> [Directions]: Copy all the data exactly, except the pictures.

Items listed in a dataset
-- begin --
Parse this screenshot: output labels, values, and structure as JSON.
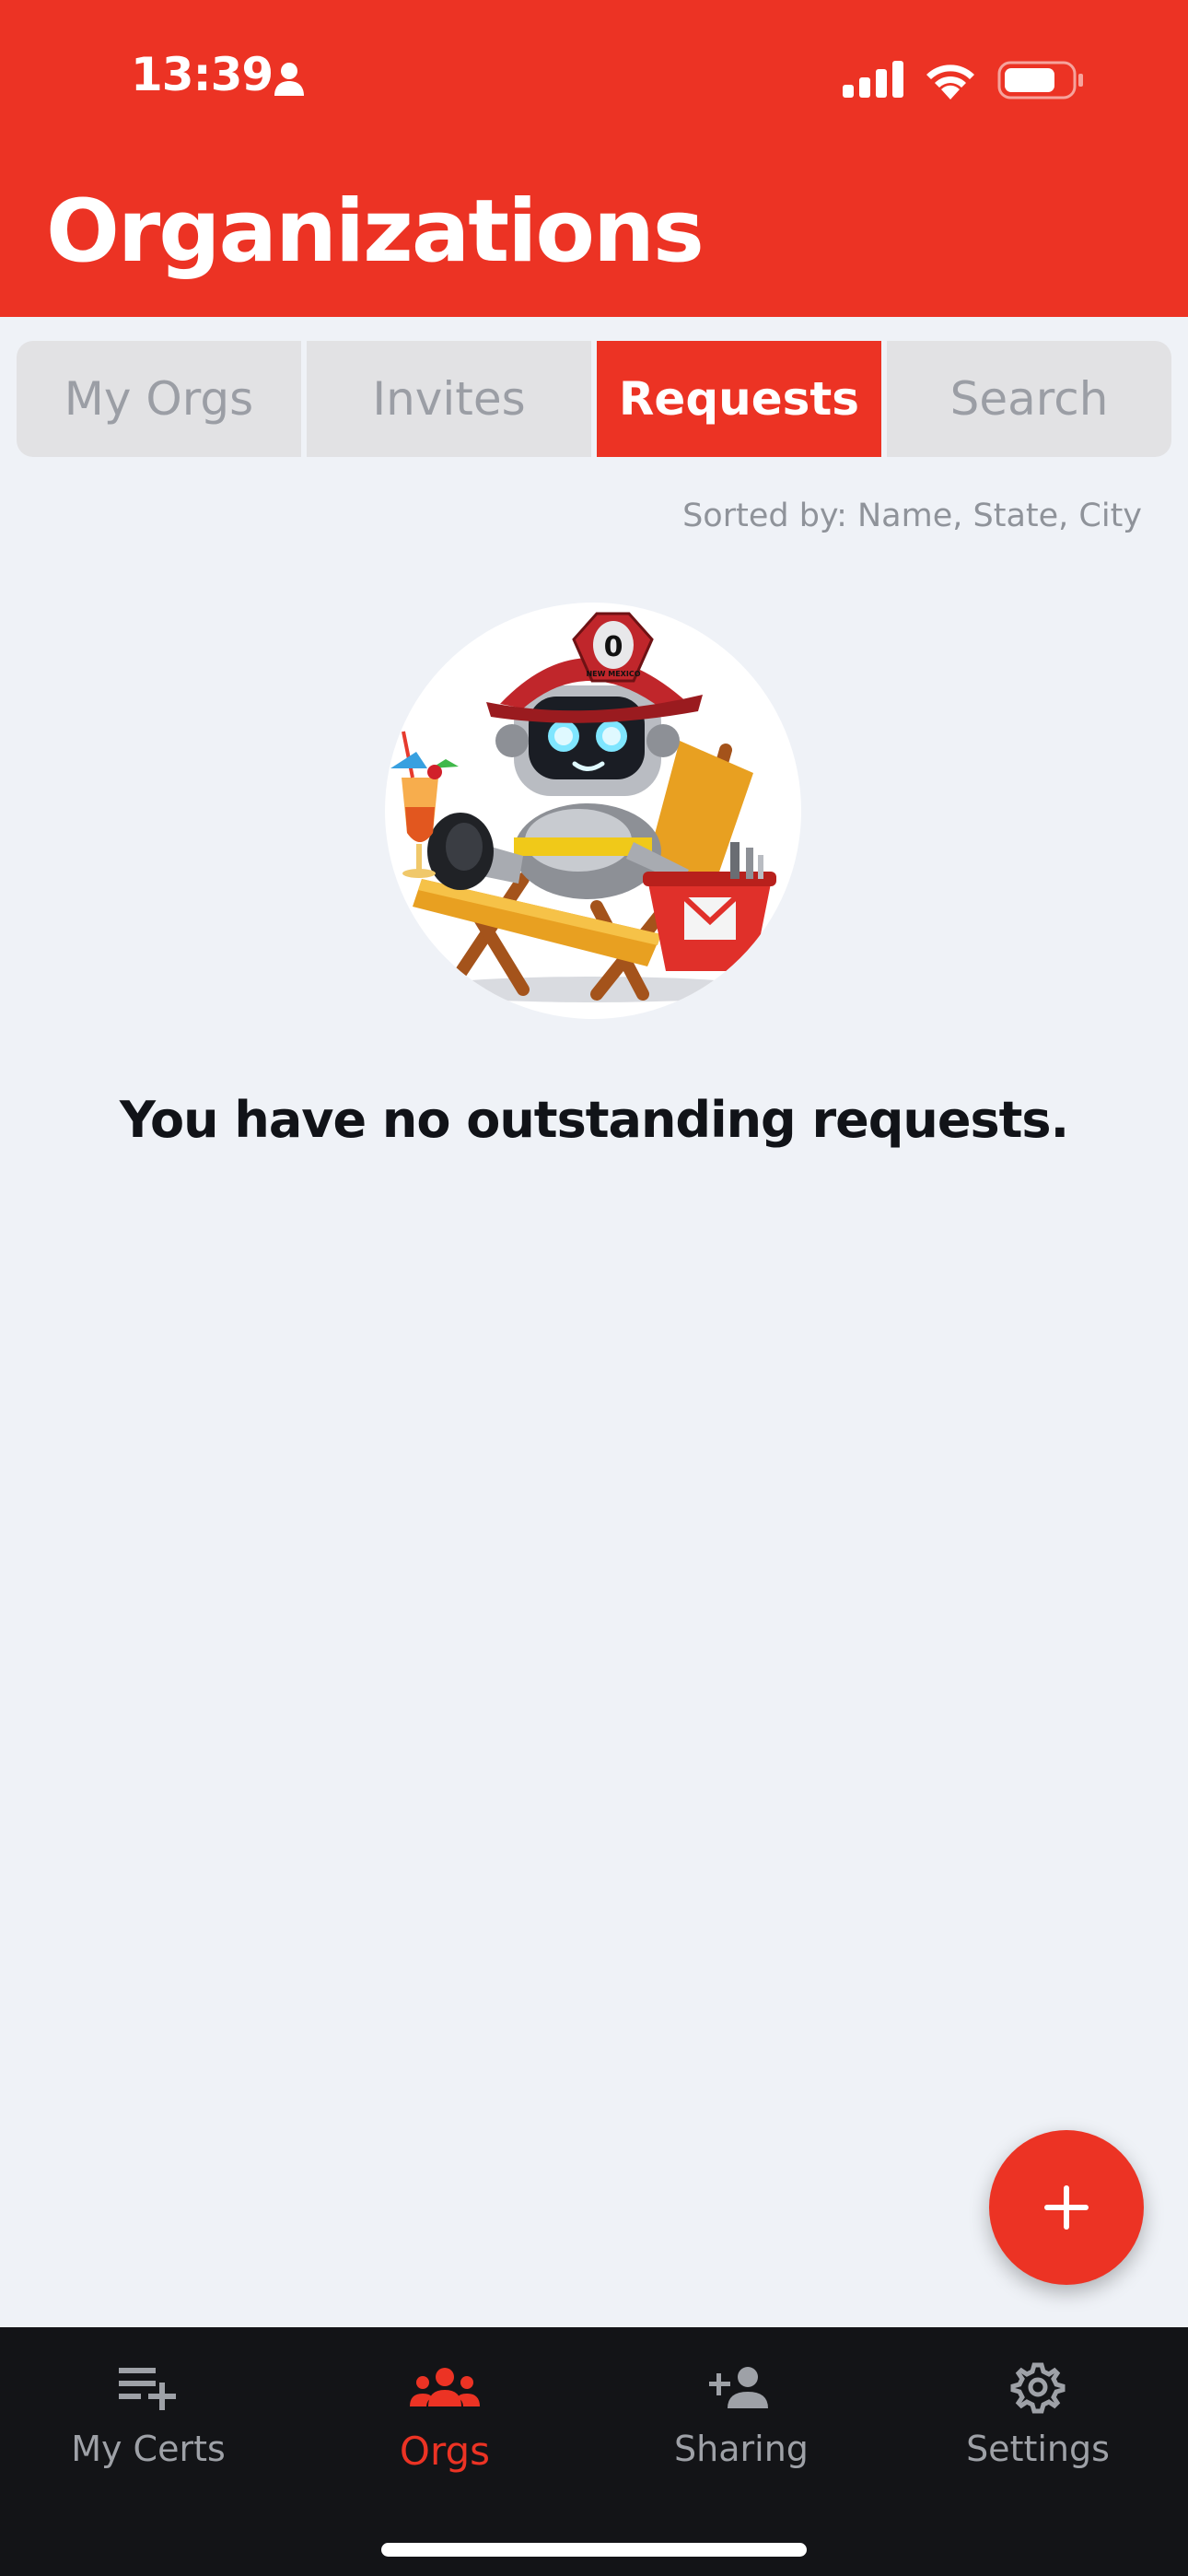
{
  "status_bar": {
    "time": "13:39"
  },
  "header": {
    "title": "Organizations"
  },
  "tabs": [
    {
      "label": "My Orgs",
      "active": false
    },
    {
      "label": "Invites",
      "active": false
    },
    {
      "label": "Requests",
      "active": true
    },
    {
      "label": "Search",
      "active": false
    }
  ],
  "sort_label": "Sorted by: Name, State, City",
  "mascot": {
    "helmet_badge": "0",
    "helmet_text": "NEW MEXICO"
  },
  "empty_message": "You have no outstanding requests.",
  "fab": {
    "icon": "plus-icon"
  },
  "bottom_nav": [
    {
      "label": "My Certs",
      "icon": "playlist-add-icon",
      "active": false
    },
    {
      "label": "Orgs",
      "icon": "people-icon",
      "active": true
    },
    {
      "label": "Sharing",
      "icon": "person-add-icon",
      "active": false
    },
    {
      "label": "Settings",
      "icon": "gear-icon",
      "active": false
    }
  ],
  "colors": {
    "accent": "#ec3324",
    "background": "#eff2f7",
    "nav_background": "#131417",
    "tab_inactive": "#e2e2e4"
  }
}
-- end --
> [Answer to this exercise]:
Parse this screenshot: output labels, values, and structure as JSON.
{
  "status_bar": {
    "time": "13:39"
  },
  "header": {
    "title": "Organizations"
  },
  "tabs": [
    {
      "label": "My Orgs",
      "active": false
    },
    {
      "label": "Invites",
      "active": false
    },
    {
      "label": "Requests",
      "active": true
    },
    {
      "label": "Search",
      "active": false
    }
  ],
  "sort_label": "Sorted by: Name, State, City",
  "mascot": {
    "helmet_badge": "0",
    "helmet_text": "NEW MEXICO"
  },
  "empty_message": "You have no outstanding requests.",
  "fab": {
    "icon": "plus-icon"
  },
  "bottom_nav": [
    {
      "label": "My Certs",
      "icon": "playlist-add-icon",
      "active": false
    },
    {
      "label": "Orgs",
      "icon": "people-icon",
      "active": true
    },
    {
      "label": "Sharing",
      "icon": "person-add-icon",
      "active": false
    },
    {
      "label": "Settings",
      "icon": "gear-icon",
      "active": false
    }
  ],
  "colors": {
    "accent": "#ec3324",
    "background": "#eff2f7",
    "nav_background": "#131417",
    "tab_inactive": "#e2e2e4"
  }
}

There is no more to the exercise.